Selected text:
= Beginning of Section =

Some of the solutions to the problems thrown up by societies trying to rub along together in a more or less bearable way are quite arcane. Rather like the eye. E.g. the House of Lords. Astonishingly complex, minutely well adapted, God knows how these solutions came about, but they did, and no others did, so we'd best hang onto them until and unless they stop working.
That argument heads off in all sorts of different directions.
One of them concerns the importance of custom.
One of them raises the question how and when custom should and could change.
One of them heads off towards the problem of counterfactuals. The world could be different, we could all be equal. To which all I can say is "Quine". Quine pointed out that one of the very few modes of natural language that can't be rendered into the predicate calculus is the counterfactual. Which means (to Quine) that it is impossible to assess the truth of a counterfactual. Which means that there's bugger all point uttering a counterfactual, you won't get any useful debate out of it.
Our social engineers are not proper engineers. They don't understand evolution. They seriously underestimate the importance of custom. And they generally talk what Quine would (I think) have loosely termed "rubbish".
Sunday, April 3, 2011 - 11:34 PM
I’m ashamed to admit I’d never heard of Jamie Whyte – he’s great, and his wife sounds great (and a bit scary). Thank you, DM.

= End of Section =

Study material:
= Beginning of Section =

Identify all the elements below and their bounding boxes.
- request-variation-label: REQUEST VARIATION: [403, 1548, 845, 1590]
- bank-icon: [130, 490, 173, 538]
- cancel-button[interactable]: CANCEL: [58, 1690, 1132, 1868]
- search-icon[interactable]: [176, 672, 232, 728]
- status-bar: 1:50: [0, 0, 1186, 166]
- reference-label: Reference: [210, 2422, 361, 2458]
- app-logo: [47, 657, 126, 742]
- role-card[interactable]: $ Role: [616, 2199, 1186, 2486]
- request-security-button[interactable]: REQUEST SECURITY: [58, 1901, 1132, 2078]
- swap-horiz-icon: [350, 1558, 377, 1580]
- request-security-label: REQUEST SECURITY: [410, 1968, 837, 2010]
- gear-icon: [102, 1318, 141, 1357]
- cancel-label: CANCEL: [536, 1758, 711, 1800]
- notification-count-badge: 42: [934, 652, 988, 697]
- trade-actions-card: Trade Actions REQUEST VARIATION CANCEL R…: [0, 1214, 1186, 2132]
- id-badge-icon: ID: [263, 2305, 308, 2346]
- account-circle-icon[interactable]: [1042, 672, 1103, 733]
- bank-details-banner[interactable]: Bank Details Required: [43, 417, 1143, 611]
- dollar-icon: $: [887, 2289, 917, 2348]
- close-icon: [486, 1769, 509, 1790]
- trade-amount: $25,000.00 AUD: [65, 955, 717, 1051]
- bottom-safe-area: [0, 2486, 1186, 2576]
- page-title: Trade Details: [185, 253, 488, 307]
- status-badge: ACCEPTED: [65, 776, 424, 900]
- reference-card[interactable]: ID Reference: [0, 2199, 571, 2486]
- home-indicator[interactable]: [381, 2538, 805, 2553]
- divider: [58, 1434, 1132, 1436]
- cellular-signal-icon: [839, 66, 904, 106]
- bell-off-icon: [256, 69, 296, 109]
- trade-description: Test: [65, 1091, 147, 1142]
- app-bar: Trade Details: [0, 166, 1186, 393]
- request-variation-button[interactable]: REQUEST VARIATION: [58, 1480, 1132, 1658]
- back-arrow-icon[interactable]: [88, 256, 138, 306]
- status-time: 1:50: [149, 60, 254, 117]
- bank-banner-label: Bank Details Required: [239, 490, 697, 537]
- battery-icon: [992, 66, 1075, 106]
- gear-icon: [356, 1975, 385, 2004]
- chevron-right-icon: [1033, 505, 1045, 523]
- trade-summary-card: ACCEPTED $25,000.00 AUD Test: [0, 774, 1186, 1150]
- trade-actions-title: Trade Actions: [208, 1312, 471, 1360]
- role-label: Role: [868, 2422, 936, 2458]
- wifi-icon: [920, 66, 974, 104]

= End of Section =

Summarize the passage on custom and social engineering in two sentences.

Written answer:
The passage likens some intricate, well-adapted social arrangements of unclear origin, such as the House of Lords, to the eye and argues that they should be kept until they stop working. This argument leads to questions about custom, about how custom changes, and about counterfactuals, which Quine held cannot be assessed for truth, and the passage ends by calling social engineers improper engineers who misunderstand evolution, underestimate custom and talk what Quine might have called rubbish.